## begin Provided data

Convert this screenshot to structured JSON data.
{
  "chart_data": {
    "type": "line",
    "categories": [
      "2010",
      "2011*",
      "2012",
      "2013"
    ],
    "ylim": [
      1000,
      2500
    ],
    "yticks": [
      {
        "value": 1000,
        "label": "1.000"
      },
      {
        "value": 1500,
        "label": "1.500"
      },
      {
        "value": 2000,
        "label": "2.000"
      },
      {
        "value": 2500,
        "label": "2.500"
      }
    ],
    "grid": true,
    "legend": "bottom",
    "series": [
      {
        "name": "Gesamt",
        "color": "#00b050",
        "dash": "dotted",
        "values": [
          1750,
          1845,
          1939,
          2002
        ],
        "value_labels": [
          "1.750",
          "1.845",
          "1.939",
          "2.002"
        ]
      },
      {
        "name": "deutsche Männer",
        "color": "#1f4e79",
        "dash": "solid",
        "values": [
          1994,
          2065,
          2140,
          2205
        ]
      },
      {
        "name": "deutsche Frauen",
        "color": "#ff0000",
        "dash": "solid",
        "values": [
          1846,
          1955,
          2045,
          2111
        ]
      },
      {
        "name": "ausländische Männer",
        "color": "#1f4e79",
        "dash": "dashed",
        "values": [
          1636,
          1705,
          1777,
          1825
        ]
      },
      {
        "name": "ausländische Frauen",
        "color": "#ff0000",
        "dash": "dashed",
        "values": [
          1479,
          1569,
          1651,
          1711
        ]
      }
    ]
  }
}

## end Provided data

- **Problem details**:
Extract all of the material exactly as it is written.

- **Result of the task**:
Convert this screenshot to structured JSON data.
{
  "chart_data": {
    "type": "line",
    "categories": [
      "2010",
      "2011*",
      "2012",
      "2013"
    ],
    "ylim": [
      1000,
      2500
    ],
    "yticks": [
      {
        "value": 1000,
        "label": "1.000"
      },
      {
        "value": 1500,
        "label": "1.500"
      },
      {
        "value": 2000,
        "label": "2.000"
      },
      {
        "value": 2500,
        "label": "2.500"
      }
    ],
    "grid": true,
    "legend": "bottom",
    "series": [
      {
        "name": "Gesamt",
        "color": "#00b050",
        "dash": "dotted",
        "values": [
          1750,
          1845,
          1939,
          2002
        ],
        "value_labels": [
          "1.750",
          "1.845",
          "1.939",
          "2.002"
        ]
      },
      {
        "name": "deutsche Männer",
        "color": "#1f4e79",
        "dash": "solid",
        "values": [
          1994,
          2065,
          2140,
          2205
        ]
      },
      {
        "name": "deutsche Frauen",
        "color": "#ff0000",
        "dash": "solid",
        "values": [
          1846,
          1955,
          2045,
          2111
        ]
      },
      {
        "name": "ausländische Männer",
        "color": "#1f4e79",
        "dash": "dashed",
        "values": [
          1636,
          1705,
          1777,
          1825
        ]
      },
      {
        "name": "ausländische Frauen",
        "color": "#ff0000",
        "dash": "dashed",
        "values": [
          1479,
          1569,
          1651,
          1711
        ]
      }
    ]
  }
}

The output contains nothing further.